Stated goal:
Scan the data. Collect each line that contains the word "where".

Available data:
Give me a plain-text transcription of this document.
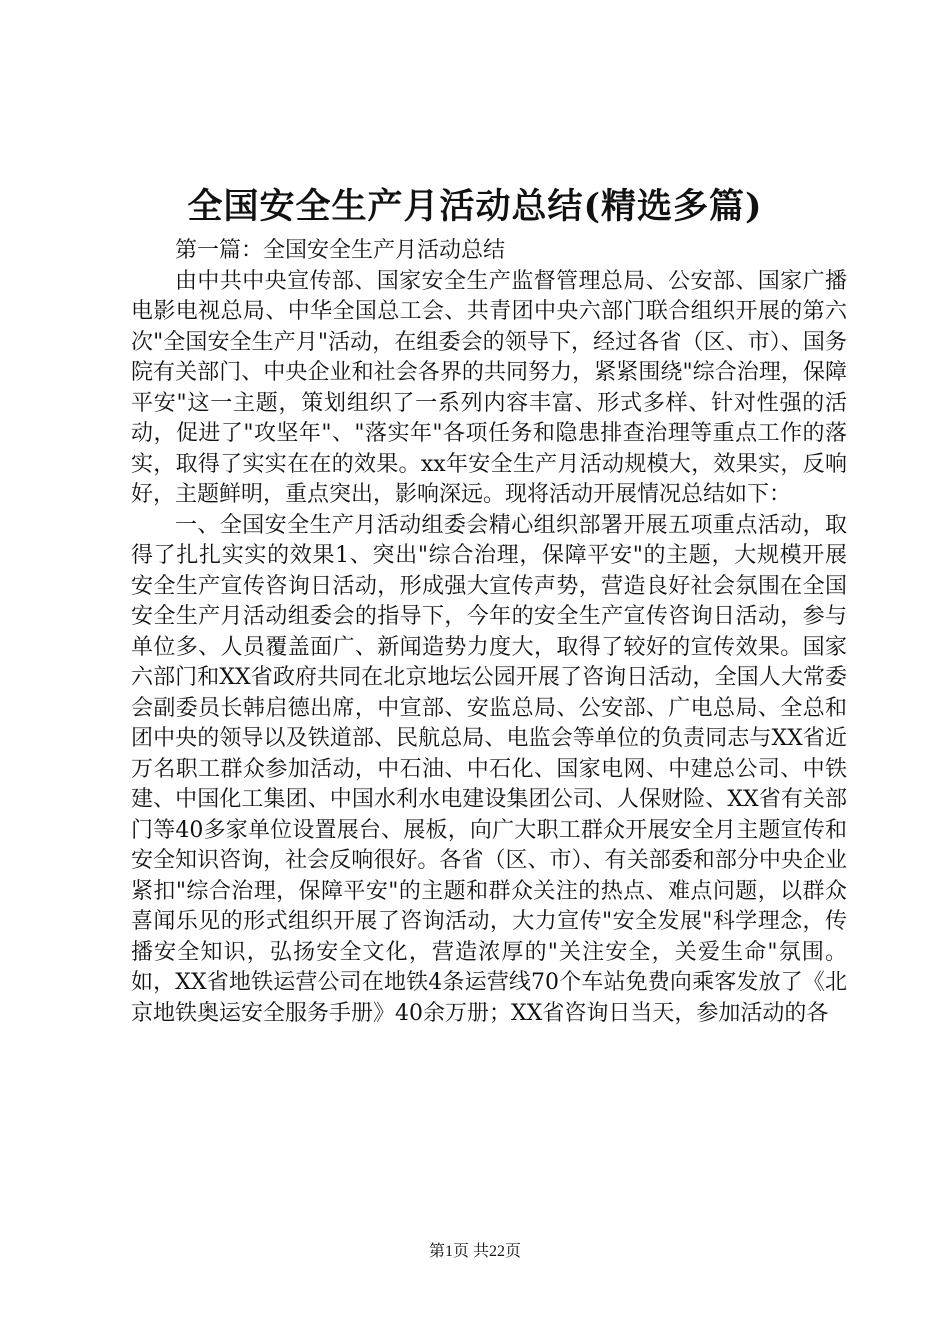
全国安全生产月活动总结(精选多篇)

第一篇：全国安全生产月活动总结

由中共中央宣传部、国家安全生产监督管理总局、公安部、国家广播电影电视总局、中华全国总工会、共青团中央六部门联合组织开展的第六次"全国安全生产月"活动，在组委会的领导下，经过各省（区、市）、国务院有关部门、中央企业和社会各界的共同努力，紧紧围绕"综合治理，保障平安"这一主题，策划组织了一系列内容丰富、形式多样、针对性强的活动，促进了"攻坚年"、"落实年"各项任务和隐患排查治理等重点工作的落实，取得了实实在在的效果。xx年安全生产月活动规模大，效果实，反响好，主题鲜明，重点突出，影响深远。现将活动开展情况总结如下：

一、全国安全生产月活动组委会精心组织部署开展五项重点活动，取得了扎扎实实的效果1、突出"综合治理，保障平安"的主题，大规模开展安全生产宣传咨询日活动，形成强大宣传声势，营造良好社会氛围在全国安全生产月活动组委会的指导下，今年的安全生产宣传咨询日活动，参与单位多、人员覆盖面广、新闻造势力度大，取得了较好的宣传效果。国家六部门和XX省政府共同在北京地坛公园开展了咨询日活动，全国人大常委会副委员长韩启德出席，中宣部、安监总局、公安部、广电总局、全总和团中央的领导以及铁道部、民航总局、电监会等单位的负责同志与XX省近万名职工群众参加活动，中石油、中石化、国家电网、中建总公司、中铁建、中国化工集团、中国水利水电建设集团公司、人保财险、XX省有关部门等40多家单位设置展台、展板，向广大职工群众开展安全月主题宣传和安全知识咨询，社会反响很好。各省（区、市）、有关部委和部分中央企业紧扣"综合治理，保障平安"的主题和群众关注的热点、难点问题，以群众喜闻乐见的形式组织开展了咨询活动，大力宣传"安全发展"科学理念，传播安全知识，弘扬安全文化，营造浓厚的"关注安全，关爱生命"氛围。如，XX省地铁运营公司在地铁4条运营线70个车站免费向乘客发放了《北京地铁奥运安全服务手册》40余万册；XX省咨询日当天，参加活动的各

第1页 共22页
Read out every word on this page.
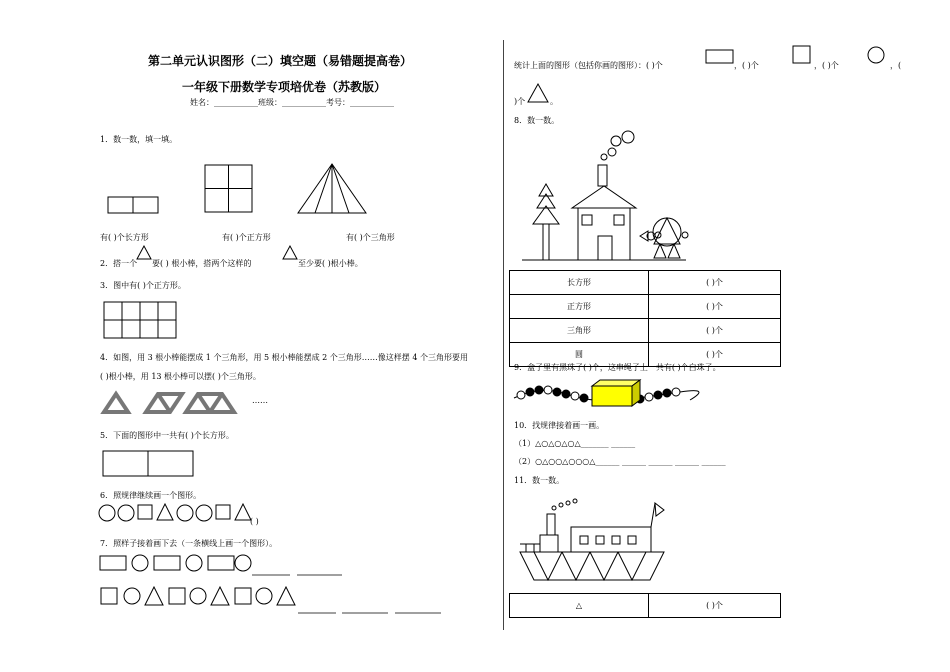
第二单元认识图形（二）填空题（易错题提高卷）
一年级下册数学专项培优卷（苏教版）
姓名：___________班级：___________考号：___________
1．数一数，填一填。
有( )个长方形	有( )个正方形	有( )个三角形
2．搭一个 要( ) 根小棒，搭两个这样的	至少要( )根小棒。
3．图中有( )个正方形。
4．如图，用 3 根小棒能摆成 1 个三角形，用 5 根小棒能摆成 2 个三角形……像这样摆 4 个三角形要用
( )根小棒，用 13 根小棒可以摆( )个三角形。
……
5．下面的图形中一共有( )个长方形。
6．照规律继续画一个图形。
( )
7．照样子接着画下去（一条横线上画一个图形）。
统计上面的图形（包括你画的图形）：( )个	，( )个	，( )个	，(
)个	。
8．数一数。
长方形	( )个
正方形	( )个
三角形	( )个
圆	( )个
9．盒子里有黑珠子( )个，这串绳子上一共有( )个白珠子。
10．找规律接着画一画。
（1）△○△○△○△_______ ______
（2）○△○○△○○○△______ ______ ______ ______ ______
11．数一数。
△	( )个
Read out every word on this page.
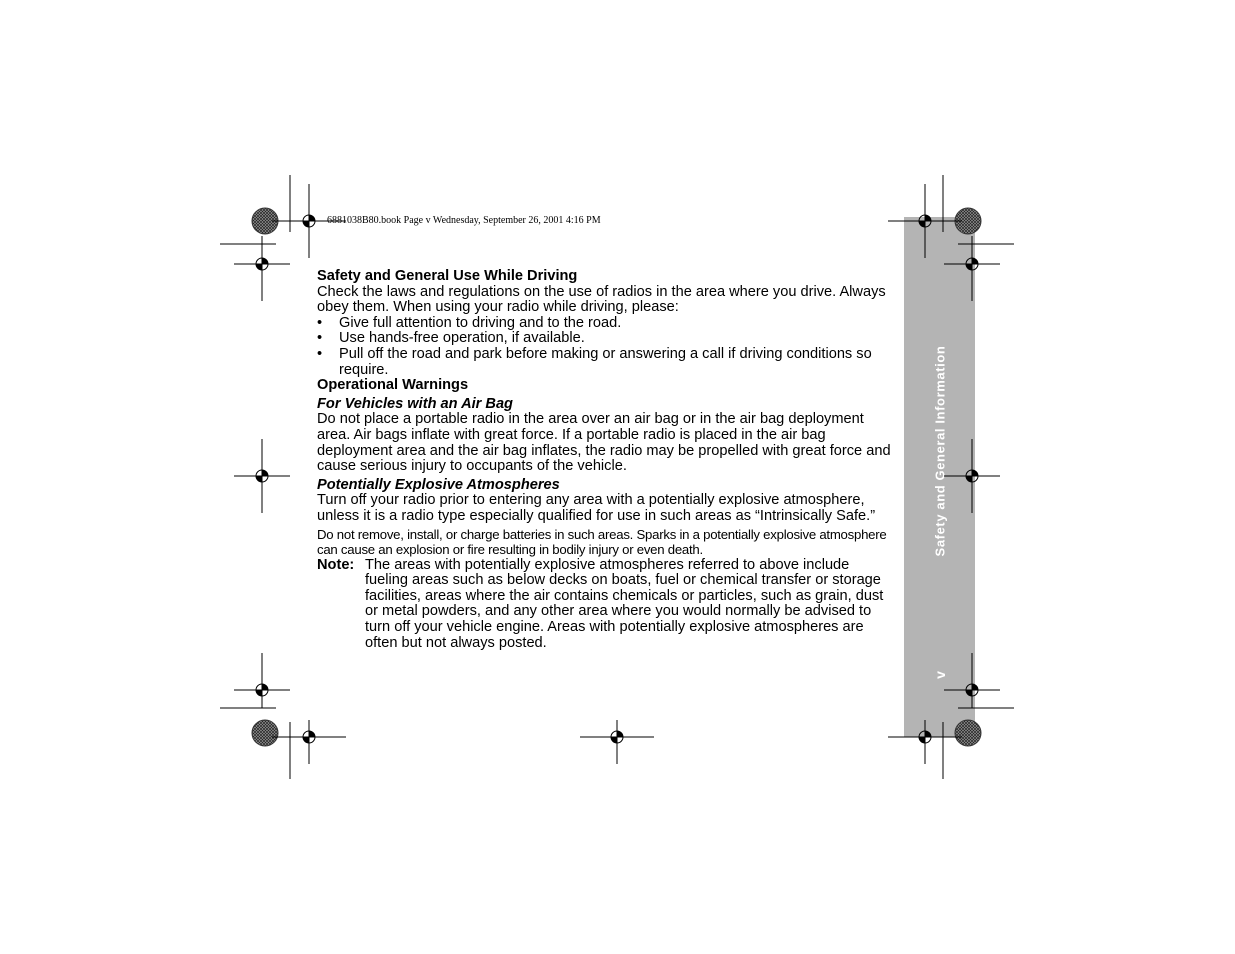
6881038B80.book Page v Wednesday, September 26, 2001 4:16 PM
Safety and General Information
v

Safety and General Use While Driving

Check the laws and regulations on the use of radios in the area where you drive. Always obey them. When using your radio while driving, please:

• Give full attention to driving and to the road.
• Use hands-free operation, if available.
• Pull off the road and park before making or answering a call if driving conditions so require.

Operational Warnings

For Vehicles with an Air Bag

Do not place a portable radio in the area over an air bag or in the air bag deployment area. Air bags inflate with great force. If a portable radio is placed in the air bag deployment area and the air bag inflates, the radio may be propelled with great force and cause serious injury to occupants of the vehicle.

Potentially Explosive Atmospheres

Turn off your radio prior to entering any area with a potentially explosive atmosphere, unless it is a radio type especially qualified for use in such areas as “Intrinsically Safe.”

Do not remove, install, or charge batteries in such areas. Sparks in a potentially explosive atmosphere can cause an explosion or fire resulting in bodily injury or even death.

Note: The areas with potentially explosive atmospheres referred to above include fueling areas such as below decks on boats, fuel or chemical transfer or storage facilities, areas where the air contains chemicals or particles, such as grain, dust or metal powders, and any other area where you would normally be advised to turn off your vehicle engine. Areas with potentially explosive atmospheres are often but not always posted.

Result:
Check the laws and regulations on the use of radios in the area where you drive. Always obey them. When using your radio while driving, please:
Note: The areas with potentially explosive atmospheres referred to above include fueling areas such as below decks on boats, fuel or chemical transfer or storage facilities, areas where the air contains chemicals or particles, such as grain, dust or metal powders, and any other area where you would normally be advised to turn off your vehicle engine. Areas with potentially explosive atmospheres are often but not always posted.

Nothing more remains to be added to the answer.